[RECORDS TO USE]
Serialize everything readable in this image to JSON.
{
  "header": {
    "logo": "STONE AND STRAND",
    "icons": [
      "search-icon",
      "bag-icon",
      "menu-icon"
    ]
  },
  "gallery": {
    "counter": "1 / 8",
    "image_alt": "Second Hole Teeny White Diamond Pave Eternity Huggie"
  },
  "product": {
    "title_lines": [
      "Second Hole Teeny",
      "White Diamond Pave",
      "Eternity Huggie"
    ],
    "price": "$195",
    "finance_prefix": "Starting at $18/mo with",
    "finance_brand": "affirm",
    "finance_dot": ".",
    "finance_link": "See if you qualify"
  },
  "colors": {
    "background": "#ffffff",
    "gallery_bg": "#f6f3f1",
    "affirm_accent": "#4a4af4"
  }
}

[REQUIREMENTS] Give the count of lines that hold the word "Diamond", with nothing added.

[FULL OUTPUT] 2